:: LISTED ENTRIES ::

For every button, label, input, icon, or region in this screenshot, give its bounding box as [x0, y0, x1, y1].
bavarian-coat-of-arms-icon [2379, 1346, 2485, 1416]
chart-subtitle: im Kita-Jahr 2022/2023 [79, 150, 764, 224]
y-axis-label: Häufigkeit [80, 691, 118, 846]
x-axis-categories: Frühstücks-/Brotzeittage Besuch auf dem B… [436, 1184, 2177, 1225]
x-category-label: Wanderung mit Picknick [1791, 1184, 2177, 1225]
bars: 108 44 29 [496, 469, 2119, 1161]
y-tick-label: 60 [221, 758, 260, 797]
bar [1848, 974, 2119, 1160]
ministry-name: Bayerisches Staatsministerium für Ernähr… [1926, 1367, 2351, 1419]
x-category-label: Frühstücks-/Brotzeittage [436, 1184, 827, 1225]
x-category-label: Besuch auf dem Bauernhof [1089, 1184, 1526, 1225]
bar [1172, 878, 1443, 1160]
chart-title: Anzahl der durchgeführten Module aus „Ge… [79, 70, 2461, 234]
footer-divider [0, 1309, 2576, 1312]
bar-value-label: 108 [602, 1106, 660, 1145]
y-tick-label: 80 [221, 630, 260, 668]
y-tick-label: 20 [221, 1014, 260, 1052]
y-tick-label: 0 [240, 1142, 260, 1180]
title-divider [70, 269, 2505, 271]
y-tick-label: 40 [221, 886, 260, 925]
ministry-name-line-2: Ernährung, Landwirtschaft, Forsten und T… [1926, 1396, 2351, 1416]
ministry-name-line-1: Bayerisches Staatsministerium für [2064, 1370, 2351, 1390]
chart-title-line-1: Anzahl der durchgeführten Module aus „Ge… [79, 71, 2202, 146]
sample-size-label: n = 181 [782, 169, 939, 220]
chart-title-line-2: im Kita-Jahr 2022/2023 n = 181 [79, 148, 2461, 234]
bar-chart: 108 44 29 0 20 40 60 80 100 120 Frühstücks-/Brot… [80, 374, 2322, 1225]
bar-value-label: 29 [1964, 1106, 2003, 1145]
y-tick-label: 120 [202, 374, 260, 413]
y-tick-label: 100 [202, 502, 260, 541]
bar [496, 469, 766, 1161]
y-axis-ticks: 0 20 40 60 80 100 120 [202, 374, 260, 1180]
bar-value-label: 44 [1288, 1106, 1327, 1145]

:::

■ **TASK STATEMENT**
Arrange every line of the items above as a numbered list, leaving out any blank lines.

■ **SOLUTION TO THE EXERCISE**
1. For every button, label, input, icon, or region in this screenshot, give its bounding box as [x0, y0, x1, y1].
2. bavarian-coat-of-arms-icon [2379, 1346, 2485, 1416]
3. chart-subtitle: im Kita-Jahr 2022/2023 [79, 150, 764, 224]
4. y-axis-label: Häufigkeit [80, 691, 118, 846]
5. x-axis-categories: Frühstücks-/Brotzeittage Besuch auf dem B… [436, 1184, 2177, 1225]
6. x-category-label: Wanderung mit Picknick [1791, 1184, 2177, 1225]
7. bars: 108 44 29 [496, 469, 2119, 1161]
8. y-tick-label: 60 [221, 758, 260, 797]
9. bar [1848, 974, 2119, 1160]
10. ministry-name: Bayerisches Staatsministerium für Ernähr… [1926, 1367, 2351, 1419]
11. x-category-label: Frühstücks-/Brotzeittage [436, 1184, 827, 1225]
12. x-category-label: Besuch auf dem Bauernhof [1089, 1184, 1526, 1225]
13. bar [1172, 878, 1443, 1160]
14. chart-title: Anzahl der durchgeführten Module aus „Ge… [79, 70, 2461, 234]
15. footer-divider [0, 1309, 2576, 1312]
16. bar-value-label: 108 [602, 1106, 660, 1145]
17. y-tick-label: 80 [221, 630, 260, 668]
18. y-tick-label: 20 [221, 1014, 260, 1052]
19. y-tick-label: 0 [240, 1142, 260, 1180]
20. title-divider [70, 269, 2505, 271]
21. y-tick-label: 40 [221, 886, 260, 925]
22. ministry-name-line-2: Ernährung, Landwirtschaft, Forsten und T… [1926, 1396, 2351, 1416]
23. ministry-name-line-1: Bayerisches Staatsministerium für [2064, 1370, 2351, 1390]
24. chart-title-line-1: Anzahl der durchgeführten Module aus „Ge… [79, 71, 2202, 146]
25. sample-size-label: n = 181 [782, 169, 939, 220]
26. chart-title-line-2: im Kita-Jahr 2022/2023 n = 181 [79, 148, 2461, 234]
27. bar-chart: 108 44 29 0 20 40 60 80 100 120 Frühstücks-/Brot… [80, 374, 2322, 1225]
28. bar-value-label: 29 [1964, 1106, 2003, 1145]
29. y-tick-label: 120 [202, 374, 260, 413]
30. y-tick-label: 100 [202, 502, 260, 541]
31. bar [496, 469, 766, 1161]
32. y-axis-ticks: 0 20 40 60 80 100 120 [202, 374, 260, 1180]
33. bar-value-label: 44 [1288, 1106, 1327, 1145]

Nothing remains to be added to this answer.